_PROMPT_
Drop the images; return everything else in the listing below exactly.

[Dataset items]
—————

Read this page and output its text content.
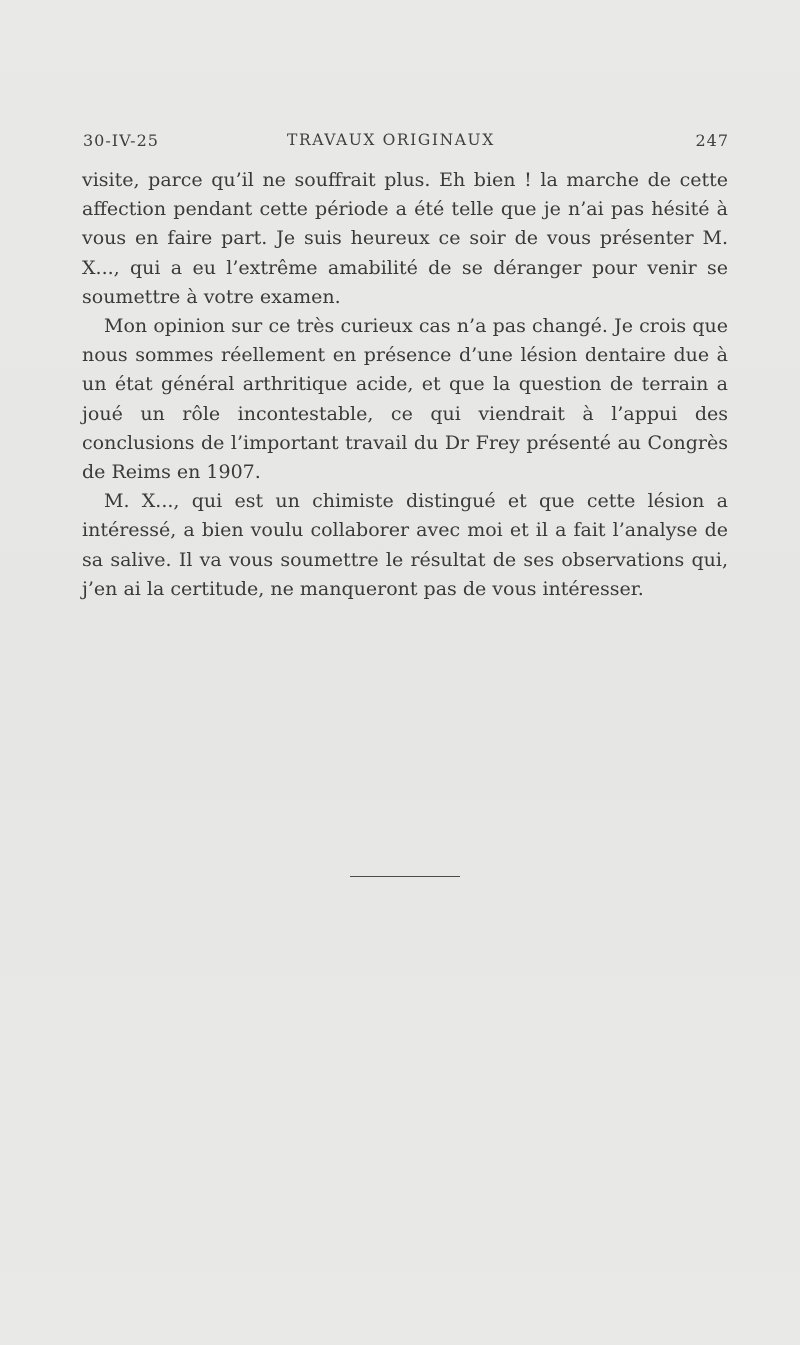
30-IV-25	TRAVAUX ORIGINAUX	247

visite, parce qu’il ne souffrait plus. Eh bien ! la marche de cette affection pendant cette période a été telle que je n’ai pas hésité à vous en faire part. Je suis heureux ce soir de vous présenter M. X..., qui a eu l’extrême amabilité de se déranger pour venir se soumettre à votre examen.

Mon opinion sur ce très curieux cas n’a pas changé. Je crois que nous sommes réellement en présence d’une lésion dentaire due à un état général arthritique acide, et que la question de terrain a joué un rôle incontestable, ce qui viendrait à l’appui des conclusions de l’important travail du Dr Frey présenté au Congrès de Reims en 1907.

M. X..., qui est un chimiste distingué et que cette lésion a intéressé, a bien voulu collaborer avec moi et il a fait l’analyse de sa salive. Il va vous soumettre le résultat de ses observations qui, j’en ai la certitude, ne manqueront pas de vous intéresser.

—————

_SOLUTION TO THE EXERCISE_
Read this page and output its text content.
30-IV-25	TRAVAUX ORIGINAUX	247

visite, parce qu’il ne souffrait plus. Eh bien ! la marche de cette affection pendant cette période a été telle que je n’ai pas hésité à vous en faire part. Je suis heureux ce soir de vous présenter M. X..., qui a eu l’extrême amabilité de se déranger pour venir se soumettre à votre examen.

Mon opinion sur ce très curieux cas n’a pas changé. Je crois que nous sommes réellement en présence d’une lésion dentaire due à un état général arthritique acide, et que la question de terrain a joué un rôle incontestable, ce qui viendrait à l’appui des conclusions de l’important travail du Dr Frey présenté au Congrès de Reims en 1907.

M. X..., qui est un chimiste distingué et que cette lésion a intéressé, a bien voulu collaborer avec moi et il a fait l’analyse de sa salive. Il va vous soumettre le résultat de ses observations qui, j’en ai la certitude, ne manqueront pas de vous intéresser.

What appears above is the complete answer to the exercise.